● Given request
Repeat each record exactly. Any picture gets left out.

● Material for the task
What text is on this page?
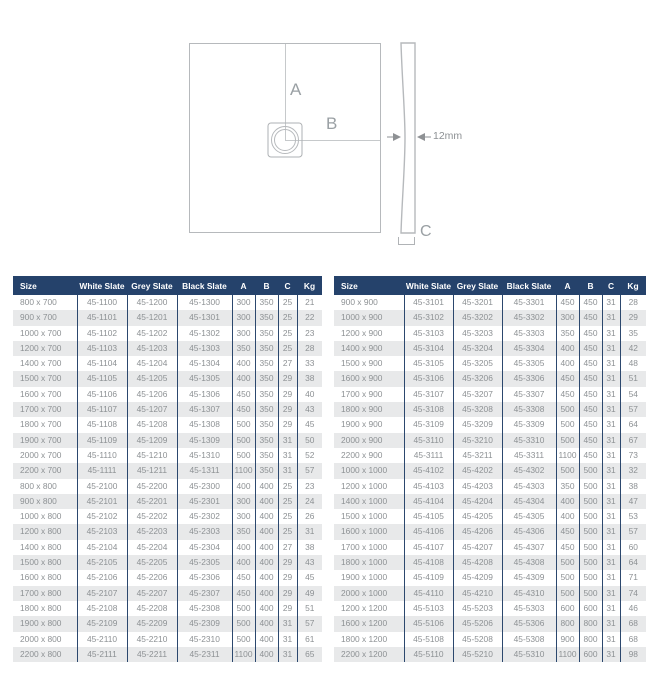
A
B
12mm
C
Size	White Slate	Grey Slate	Black Slate	A	B	C	Kg
800 x 700	45-1100	45-1200	45-1300	300	350	25	21
900 x 700	45-1101	45-1201	45-1301	300	350	25	22
1000 x 700	45-1102	45-1202	45-1302	300	350	25	23
1200 x 700	45-1103	45-1203	45-1303	350	350	25	28
1400 x 700	45-1104	45-1204	45-1304	400	350	27	33
1500 x 700	45-1105	45-1205	45-1305	400	350	29	38
1600 x 700	45-1106	45-1206	45-1306	450	350	29	40
1700 x 700	45-1107	45-1207	45-1307	450	350	29	43
1800 x 700	45-1108	45-1208	45-1308	500	350	29	45
1900 x 700	45-1109	45-1209	45-1309	500	350	31	50
2000 x 700	45-1110	45-1210	45-1310	500	350	31	52
2200 x 700	45-1111	45-1211	45-1311	1100	350	31	57
800 x 800	45-2100	45-2200	45-2300	400	400	25	23
900 x 800	45-2101	45-2201	45-2301	300	400	25	24
1000 x 800	45-2102	45-2202	45-2302	300	400	25	26
1200 x 800	45-2103	45-2203	45-2303	350	400	25	31
1400 x 800	45-2104	45-2204	45-2304	400	400	27	38
1500 x 800	45-2105	45-2205	45-2305	400	400	29	43
1600 x 800	45-2106	45-2206	45-2306	450	400	29	45
1700 x 800	45-2107	45-2207	45-2307	450	400	29	49
1800 x 800	45-2108	45-2208	45-2308	500	400	29	51
1900 x 800	45-2109	45-2209	45-2309	500	400	31	57
2000 x 800	45-2110	45-2210	45-2310	500	400	31	61
2200 x 800	45-2111	45-2211	45-2311	1100	400	31	65
Size	White Slate	Grey Slate	Black Slate	A	B	C	Kg
900 x 900	45-3101	45-3201	45-3301	450	450	31	28
1000 x 900	45-3102	45-3202	45-3302	300	450	31	29
1200 x 900	45-3103	45-3203	45-3303	350	450	31	35
1400 x 900	45-3104	45-3204	45-3304	400	450	31	42
1500 x 900	45-3105	45-3205	45-3305	400	450	31	48
1600 x 900	45-3106	45-3206	45-3306	450	450	31	51
1700 x 900	45-3107	45-3207	45-3307	450	450	31	54
1800 x 900	45-3108	45-3208	45-3308	500	450	31	57
1900 x 900	45-3109	45-3209	45-3309	500	450	31	64
2000 x 900	45-3110	45-3210	45-3310	500	450	31	67
2200 x 900	45-3111	45-3211	45-3311	1100	450	31	73
1000 x 1000	45-4102	45-4202	45-4302	500	500	31	32
1200 x 1000	45-4103	45-4203	45-4303	350	500	31	38
1400 x 1000	45-4104	45-4204	45-4304	400	500	31	47
1500 x 1000	45-4105	45-4205	45-4305	400	500	31	53
1600 x 1000	45-4106	45-4206	45-4306	450	500	31	57
1700 x 1000	45-4107	45-4207	45-4307	450	500	31	60
1800 x 1000	45-4108	45-4208	45-4308	500	500	31	64
1900 x 1000	45-4109	45-4209	45-4309	500	500	31	71
2000 x 1000	45-4110	45-4210	45-4310	500	500	31	74
1200 x 1200	45-5103	45-5203	45-5303	600	600	31	46
1600 x 1200	45-5106	45-5206	45-5306	800	800	31	68
1800 x 1200	45-5108	45-5208	45-5308	900	800	31	68
2200 x 1200	45-5110	45-5210	45-5310	1100	600	31	98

● Response below
What text is on this page?
A
B
12mm
C
Size	White Slate	Grey Slate	Black Slate	A	B	C	Kg
800 x 700	45-1100	45-1200	45-1300	300	350	25	21
900 x 700	45-1101	45-1201	45-1301	300	350	25	22
1000 x 700	45-1102	45-1202	45-1302	300	350	25	23
1200 x 700	45-1103	45-1203	45-1303	350	350	25	28
1400 x 700	45-1104	45-1204	45-1304	400	350	27	33
1500 x 700	45-1105	45-1205	45-1305	400	350	29	38
1600 x 700	45-1106	45-1206	45-1306	450	350	29	40
1700 x 700	45-1107	45-1207	45-1307	450	350	29	43
1800 x 700	45-1108	45-1208	45-1308	500	350	29	45
1900 x 700	45-1109	45-1209	45-1309	500	350	31	50
2000 x 700	45-1110	45-1210	45-1310	500	350	31	52
2200 x 700	45-1111	45-1211	45-1311	1100	350	31	57
800 x 800	45-2100	45-2200	45-2300	400	400	25	23
900 x 800	45-2101	45-2201	45-2301	300	400	25	24
1000 x 800	45-2102	45-2202	45-2302	300	400	25	26
1200 x 800	45-2103	45-2203	45-2303	350	400	25	31
1400 x 800	45-2104	45-2204	45-2304	400	400	27	38
1500 x 800	45-2105	45-2205	45-2305	400	400	29	43
1600 x 800	45-2106	45-2206	45-2306	450	400	29	45
1700 x 800	45-2107	45-2207	45-2307	450	400	29	49
1800 x 800	45-2108	45-2208	45-2308	500	400	29	51
1900 x 800	45-2109	45-2209	45-2309	500	400	31	57
2000 x 800	45-2110	45-2210	45-2310	500	400	31	61
2200 x 800	45-2111	45-2211	45-2311	1100	400	31	65
Size	White Slate	Grey Slate	Black Slate	A	B	C	Kg
900 x 900	45-3101	45-3201	45-3301	450	450	31	28
1000 x 900	45-3102	45-3202	45-3302	300	450	31	29
1200 x 900	45-3103	45-3203	45-3303	350	450	31	35
1400 x 900	45-3104	45-3204	45-3304	400	450	31	42
1500 x 900	45-3105	45-3205	45-3305	400	450	31	48
1600 x 900	45-3106	45-3206	45-3306	450	450	31	51
1700 x 900	45-3107	45-3207	45-3307	450	450	31	54
1800 x 900	45-3108	45-3208	45-3308	500	450	31	57
1900 x 900	45-3109	45-3209	45-3309	500	450	31	64
2000 x 900	45-3110	45-3210	45-3310	500	450	31	67
2200 x 900	45-3111	45-3211	45-3311	1100	450	31	73
1000 x 1000	45-4102	45-4202	45-4302	500	500	31	32
1200 x 1000	45-4103	45-4203	45-4303	350	500	31	38
1400 x 1000	45-4104	45-4204	45-4304	400	500	31	47
1500 x 1000	45-4105	45-4205	45-4305	400	500	31	53
1600 x 1000	45-4106	45-4206	45-4306	450	500	31	57
1700 x 1000	45-4107	45-4207	45-4307	450	500	31	60
1800 x 1000	45-4108	45-4208	45-4308	500	500	31	64
1900 x 1000	45-4109	45-4209	45-4309	500	500	31	71
2000 x 1000	45-4110	45-4210	45-4310	500	500	31	74
1200 x 1200	45-5103	45-5203	45-5303	600	600	31	46
1600 x 1200	45-5106	45-5206	45-5306	800	800	31	68
1800 x 1200	45-5108	45-5208	45-5308	900	800	31	68
2200 x 1200	45-5110	45-5210	45-5310	1100	600	31	98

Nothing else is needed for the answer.